▸ **Dataset items**
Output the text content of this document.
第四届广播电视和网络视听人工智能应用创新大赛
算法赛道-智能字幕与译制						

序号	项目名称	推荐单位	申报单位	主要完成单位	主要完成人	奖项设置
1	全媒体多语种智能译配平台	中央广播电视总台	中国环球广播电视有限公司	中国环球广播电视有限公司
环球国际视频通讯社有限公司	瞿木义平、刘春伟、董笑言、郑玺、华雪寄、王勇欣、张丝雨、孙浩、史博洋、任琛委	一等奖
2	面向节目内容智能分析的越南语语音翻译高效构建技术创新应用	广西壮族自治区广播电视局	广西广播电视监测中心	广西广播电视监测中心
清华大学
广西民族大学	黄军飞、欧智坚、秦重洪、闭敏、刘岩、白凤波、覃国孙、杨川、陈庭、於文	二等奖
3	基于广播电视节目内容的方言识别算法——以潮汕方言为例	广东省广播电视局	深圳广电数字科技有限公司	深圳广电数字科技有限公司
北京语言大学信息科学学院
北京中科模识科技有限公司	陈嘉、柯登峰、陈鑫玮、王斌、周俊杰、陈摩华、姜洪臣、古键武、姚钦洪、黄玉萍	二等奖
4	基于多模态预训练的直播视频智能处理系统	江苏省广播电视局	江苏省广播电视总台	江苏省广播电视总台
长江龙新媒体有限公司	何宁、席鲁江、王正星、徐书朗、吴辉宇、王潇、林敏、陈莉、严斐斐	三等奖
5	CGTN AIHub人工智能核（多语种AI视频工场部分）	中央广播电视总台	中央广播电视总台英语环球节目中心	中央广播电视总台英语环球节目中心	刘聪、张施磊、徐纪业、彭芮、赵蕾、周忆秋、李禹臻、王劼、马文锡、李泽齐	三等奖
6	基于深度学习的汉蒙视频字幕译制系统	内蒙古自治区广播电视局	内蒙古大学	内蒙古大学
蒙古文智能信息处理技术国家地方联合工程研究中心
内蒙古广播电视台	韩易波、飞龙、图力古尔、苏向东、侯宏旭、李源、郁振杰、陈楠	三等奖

▸ **Stated goal**
Would you restate each of the entries word for word?

▸ **Correct result**
Output the text content of this document.
第四届广播电视和网络视听人工智能应用创新大赛
算法赛道-智能字幕与译制						

序号	项目名称	推荐单位	申报单位	主要完成单位	主要完成人	奖项设置
1	全媒体多语种智能译配平台	中央广播电视总台	中国环球广播电视有限公司	中国环球广播电视有限公司
环球国际视频通讯社有限公司	瞿木义平、刘春伟、董笑言、郑玺、华雪寄、王勇欣、张丝雨、孙浩、史博洋、任琛委	一等奖
2	面向节目内容智能分析的越南语语音翻译高效构建技术创新应用	广西壮族自治区广播电视局	广西广播电视监测中心	广西广播电视监测中心
清华大学
广西民族大学	黄军飞、欧智坚、秦重洪、闭敏、刘岩、白凤波、覃国孙、杨川、陈庭、於文	二等奖
3	基于广播电视节目内容的方言识别算法——以潮汕方言为例	广东省广播电视局	深圳广电数字科技有限公司	深圳广电数字科技有限公司
北京语言大学信息科学学院
北京中科模识科技有限公司	陈嘉、柯登峰、陈鑫玮、王斌、周俊杰、陈摩华、姜洪臣、古键武、姚钦洪、黄玉萍	二等奖
4	基于多模态预训练的直播视频智能处理系统	江苏省广播电视局	江苏省广播电视总台	江苏省广播电视总台
长江龙新媒体有限公司	何宁、席鲁江、王正星、徐书朗、吴辉宇、王潇、林敏、陈莉、严斐斐	三等奖
5	CGTN AIHub人工智能核（多语种AI视频工场部分）	中央广播电视总台	中央广播电视总台英语环球节目中心	中央广播电视总台英语环球节目中心	刘聪、张施磊、徐纪业、彭芮、赵蕾、周忆秋、李禹臻、王劼、马文锡、李泽齐	三等奖
6	基于深度学习的汉蒙视频字幕译制系统	内蒙古自治区广播电视局	内蒙古大学	内蒙古大学
蒙古文智能信息处理技术国家地方联合工程研究中心
内蒙古广播电视台	韩易波、飞龙、图力古尔、苏向东、侯宏旭、李源、郁振杰、陈楠	三等奖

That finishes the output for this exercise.